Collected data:

━━━━━━

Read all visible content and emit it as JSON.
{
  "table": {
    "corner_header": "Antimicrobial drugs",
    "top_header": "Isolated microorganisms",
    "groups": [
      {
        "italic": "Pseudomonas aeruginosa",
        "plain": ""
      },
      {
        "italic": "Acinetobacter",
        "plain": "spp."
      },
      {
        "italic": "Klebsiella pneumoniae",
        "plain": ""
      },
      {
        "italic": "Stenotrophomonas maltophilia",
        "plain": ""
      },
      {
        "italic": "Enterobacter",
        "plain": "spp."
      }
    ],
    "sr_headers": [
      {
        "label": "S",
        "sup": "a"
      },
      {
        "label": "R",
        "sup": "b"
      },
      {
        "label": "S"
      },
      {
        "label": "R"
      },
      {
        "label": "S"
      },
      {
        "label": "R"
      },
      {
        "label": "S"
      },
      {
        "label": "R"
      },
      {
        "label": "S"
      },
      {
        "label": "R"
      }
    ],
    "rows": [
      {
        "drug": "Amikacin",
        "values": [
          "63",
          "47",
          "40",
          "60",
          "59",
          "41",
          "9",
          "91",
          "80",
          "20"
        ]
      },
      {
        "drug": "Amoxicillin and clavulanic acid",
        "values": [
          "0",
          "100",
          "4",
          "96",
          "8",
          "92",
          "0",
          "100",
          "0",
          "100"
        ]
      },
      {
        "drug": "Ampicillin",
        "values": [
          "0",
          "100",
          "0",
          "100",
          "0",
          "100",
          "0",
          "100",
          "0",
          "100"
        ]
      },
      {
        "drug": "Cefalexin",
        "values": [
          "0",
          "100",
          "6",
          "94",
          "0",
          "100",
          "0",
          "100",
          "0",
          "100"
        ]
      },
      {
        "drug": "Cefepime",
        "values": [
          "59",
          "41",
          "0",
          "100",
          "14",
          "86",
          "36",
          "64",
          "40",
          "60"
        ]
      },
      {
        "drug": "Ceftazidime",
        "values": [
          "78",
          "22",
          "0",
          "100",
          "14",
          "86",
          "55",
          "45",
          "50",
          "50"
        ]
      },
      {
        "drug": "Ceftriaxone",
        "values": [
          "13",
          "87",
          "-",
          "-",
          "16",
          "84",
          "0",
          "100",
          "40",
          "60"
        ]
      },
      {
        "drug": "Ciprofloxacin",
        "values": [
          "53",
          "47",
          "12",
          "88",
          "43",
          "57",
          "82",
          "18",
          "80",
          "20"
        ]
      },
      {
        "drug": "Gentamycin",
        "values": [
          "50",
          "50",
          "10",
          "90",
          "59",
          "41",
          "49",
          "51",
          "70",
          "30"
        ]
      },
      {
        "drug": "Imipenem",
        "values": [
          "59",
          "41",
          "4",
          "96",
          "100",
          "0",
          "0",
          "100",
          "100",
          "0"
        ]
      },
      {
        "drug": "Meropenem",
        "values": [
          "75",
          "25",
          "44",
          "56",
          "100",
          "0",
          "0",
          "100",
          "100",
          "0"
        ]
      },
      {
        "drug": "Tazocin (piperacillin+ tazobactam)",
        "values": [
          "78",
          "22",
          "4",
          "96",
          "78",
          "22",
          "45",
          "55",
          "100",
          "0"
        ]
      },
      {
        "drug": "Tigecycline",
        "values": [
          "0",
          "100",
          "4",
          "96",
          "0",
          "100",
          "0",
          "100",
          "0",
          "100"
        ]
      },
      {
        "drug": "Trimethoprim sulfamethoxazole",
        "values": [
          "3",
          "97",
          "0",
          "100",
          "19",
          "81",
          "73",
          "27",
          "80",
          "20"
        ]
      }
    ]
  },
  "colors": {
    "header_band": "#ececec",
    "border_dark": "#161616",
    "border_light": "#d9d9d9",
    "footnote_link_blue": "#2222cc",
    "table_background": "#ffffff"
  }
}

━━━━━━

Instructions for the task -
Transcribe each entry precisely, missing none.

Result for this task -
Read all visible content and emit it as JSON.
{
  "table": {
    "corner_header": "Antimicrobial drugs",
    "top_header": "Isolated microorganisms",
    "groups": [
      {
        "italic": "Pseudomonas aeruginosa",
        "plain": ""
      },
      {
        "italic": "Acinetobacter",
        "plain": "spp."
      },
      {
        "italic": "Klebsiella pneumoniae",
        "plain": ""
      },
      {
        "italic": "Stenotrophomonas maltophilia",
        "plain": ""
      },
      {
        "italic": "Enterobacter",
        "plain": "spp."
      }
    ],
    "sr_headers": [
      {
        "label": "S",
        "sup": "a"
      },
      {
        "label": "R",
        "sup": "b"
      },
      {
        "label": "S"
      },
      {
        "label": "R"
      },
      {
        "label": "S"
      },
      {
        "label": "R"
      },
      {
        "label": "S"
      },
      {
        "label": "R"
      },
      {
        "label": "S"
      },
      {
        "label": "R"
      }
    ],
    "rows": [
      {
        "drug": "Amikacin",
        "values": [
          "63",
          "47",
          "40",
          "60",
          "59",
          "41",
          "9",
          "91",
          "80",
          "20"
        ]
      },
      {
        "drug": "Amoxicillin and clavulanic acid",
        "values": [
          "0",
          "100",
          "4",
          "96",
          "8",
          "92",
          "0",
          "100",
          "0",
          "100"
        ]
      },
      {
        "drug": "Ampicillin",
        "values": [
          "0",
          "100",
          "0",
          "100",
          "0",
          "100",
          "0",
          "100",
          "0",
          "100"
        ]
      },
      {
        "drug": "Cefalexin",
        "values": [
          "0",
          "100",
          "6",
          "94",
          "0",
          "100",
          "0",
          "100",
          "0",
          "100"
        ]
      },
      {
        "drug": "Cefepime",
        "values": [
          "59",
          "41",
          "0",
          "100",
          "14",
          "86",
          "36",
          "64",
          "40",
          "60"
        ]
      },
      {
        "drug": "Ceftazidime",
        "values": [
          "78",
          "22",
          "0",
          "100",
          "14",
          "86",
          "55",
          "45",
          "50",
          "50"
        ]
      },
      {
        "drug": "Ceftriaxone",
        "values": [
          "13",
          "87",
          "-",
          "-",
          "16",
          "84",
          "0",
          "100",
          "40",
          "60"
        ]
      },
      {
        "drug": "Ciprofloxacin",
        "values": [
          "53",
          "47",
          "12",
          "88",
          "43",
          "57",
          "82",
          "18",
          "80",
          "20"
        ]
      },
      {
        "drug": "Gentamycin",
        "values": [
          "50",
          "50",
          "10",
          "90",
          "59",
          "41",
          "49",
          "51",
          "70",
          "30"
        ]
      },
      {
        "drug": "Imipenem",
        "values": [
          "59",
          "41",
          "4",
          "96",
          "100",
          "0",
          "0",
          "100",
          "100",
          "0"
        ]
      },
      {
        "drug": "Meropenem",
        "values": [
          "75",
          "25",
          "44",
          "56",
          "100",
          "0",
          "0",
          "100",
          "100",
          "0"
        ]
      },
      {
        "drug": "Tazocin (piperacillin+ tazobactam)",
        "values": [
          "78",
          "22",
          "4",
          "96",
          "78",
          "22",
          "45",
          "55",
          "100",
          "0"
        ]
      },
      {
        "drug": "Tigecycline",
        "values": [
          "0",
          "100",
          "4",
          "96",
          "0",
          "100",
          "0",
          "100",
          "0",
          "100"
        ]
      },
      {
        "drug": "Trimethoprim sulfamethoxazole",
        "values": [
          "3",
          "97",
          "0",
          "100",
          "19",
          "81",
          "73",
          "27",
          "80",
          "20"
        ]
      }
    ]
  },
  "colors": {
    "header_band": "#ececec",
    "border_dark": "#161616",
    "border_light": "#d9d9d9",
    "footnote_link_blue": "#2222cc",
    "table_background": "#ffffff"
  }
}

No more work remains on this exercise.